TASK REQUIREMENTS -
In your copy, leave out the pictures and repeat the entries below exactly.

Extracted records:
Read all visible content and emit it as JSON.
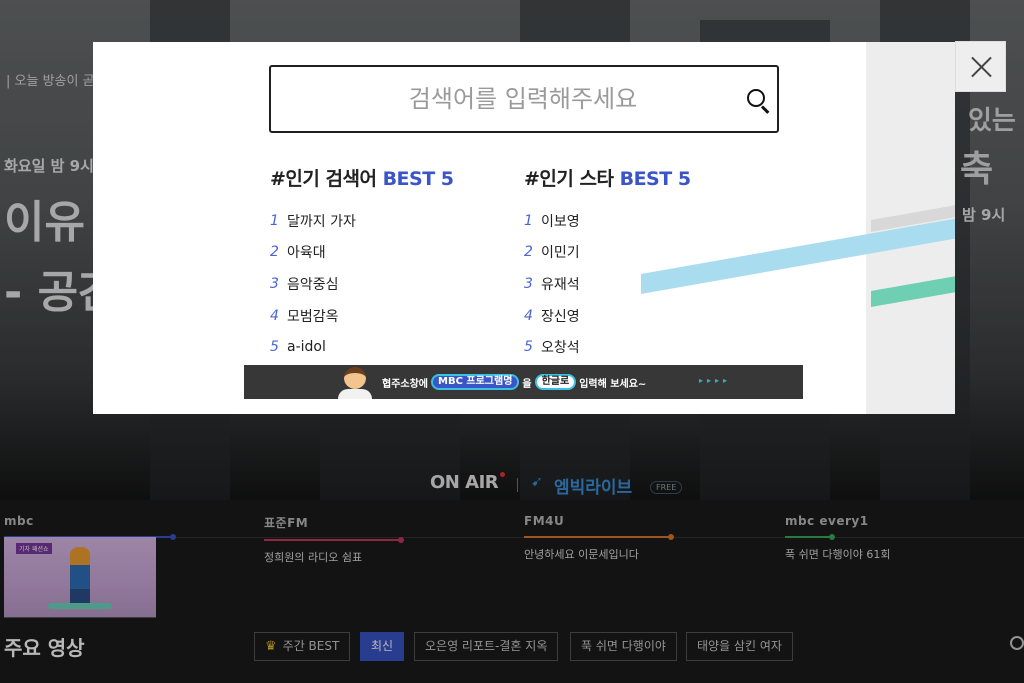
{
  "background": {
    "hero_top": "| 오늘 방송이 곧",
    "hero_day": "화요일 밤 9시",
    "hero_title_1": "이유",
    "hero_title_2": "- 공간",
    "hero_right_1": "있는",
    "hero_right_2": "축",
    "hero_right_3": "밤 9시"
  },
  "onair": {
    "label": "ON AIR",
    "live_label": "엠빅라이브",
    "free_badge": "FREE"
  },
  "channels": [
    {
      "logo": "mbc",
      "program": ""
    },
    {
      "logo": "표준FM",
      "program": "정희원의 라디오 쉼표"
    },
    {
      "logo": "FM4U",
      "program": "안녕하세요 이문세입니다"
    },
    {
      "logo": "mbc every1",
      "program": "푹 쉬면 다행이야 61회"
    }
  ],
  "thumbnail": {
    "tag": "기자 패션쇼"
  },
  "main_section": {
    "title": "주요 영상",
    "chips": [
      "주간 BEST",
      "최신",
      "오은영 리포트-결혼 지옥",
      "푹 쉬면 다행이야",
      "태양을 삼킨 여자"
    ]
  },
  "search": {
    "placeholder": "검색어를 입력해주세요",
    "popular_search": {
      "prefix": "#인기 검색어",
      "best": "BEST 5",
      "items": [
        "달까지 가자",
        "아육대",
        "음악중심",
        "모범감옥",
        "a-idol"
      ]
    },
    "popular_star": {
      "prefix": "#인기 스타",
      "best": "BEST 5",
      "items": [
        "이보영",
        "이민기",
        "유재석",
        "장신영",
        "오창석"
      ]
    },
    "ranks": [
      "1",
      "2",
      "3",
      "4",
      "5"
    ],
    "banner": {
      "part1": "협주소창에",
      "pill1": "MBC 프로그램명",
      "part2": "을",
      "pill2": "한글로",
      "part3": "입력해 보세요~",
      "arrows": "▸▸▸▸"
    }
  },
  "colors": {
    "accent": "#3a55c8",
    "rank_number": "#4a64d6"
  }
}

RESULT OF THIS EXERCISE -
Read all visible content and emit it as JSON.
{
  "background": {
    "hero_top": "| 오늘 방송이 곧",
    "hero_day": "화요일 밤 9시",
    "hero_title_1": "이유",
    "hero_title_2": "- 공간",
    "hero_right_1": "있는",
    "hero_right_2": "축",
    "hero_right_3": "밤 9시"
  },
  "onair": {
    "label": "ON AIR",
    "live_label": "엠빅라이브",
    "free_badge": "FREE"
  },
  "channels": [
    {
      "logo": "mbc",
      "program": ""
    },
    {
      "logo": "표준FM",
      "program": "정희원의 라디오 쉼표"
    },
    {
      "logo": "FM4U",
      "program": "안녕하세요 이문세입니다"
    },
    {
      "logo": "mbc every1",
      "program": "푹 쉬면 다행이야 61회"
    }
  ],
  "thumbnail": {
    "tag": "기자 패션쇼"
  },
  "main_section": {
    "title": "주요 영상",
    "chips": [
      "주간 BEST",
      "최신",
      "오은영 리포트-결혼 지옥",
      "푹 쉬면 다행이야",
      "태양을 삼킨 여자"
    ]
  },
  "search": {
    "placeholder": "검색어를 입력해주세요",
    "popular_search": {
      "prefix": "#인기 검색어",
      "best": "BEST 5",
      "items": [
        "달까지 가자",
        "아육대",
        "음악중심",
        "모범감옥",
        "a-idol"
      ]
    },
    "popular_star": {
      "prefix": "#인기 스타",
      "best": "BEST 5",
      "items": [
        "이보영",
        "이민기",
        "유재석",
        "장신영",
        "오창석"
      ]
    },
    "ranks": [
      "1",
      "2",
      "3",
      "4",
      "5"
    ],
    "banner": {
      "part1": "협주소창에",
      "pill1": "MBC 프로그램명",
      "part2": "을",
      "pill2": "한글로",
      "part3": "입력해 보세요~",
      "arrows": "▸▸▸▸"
    }
  },
  "colors": {
    "accent": "#3a55c8",
    "rank_number": "#4a64d6"
  }
}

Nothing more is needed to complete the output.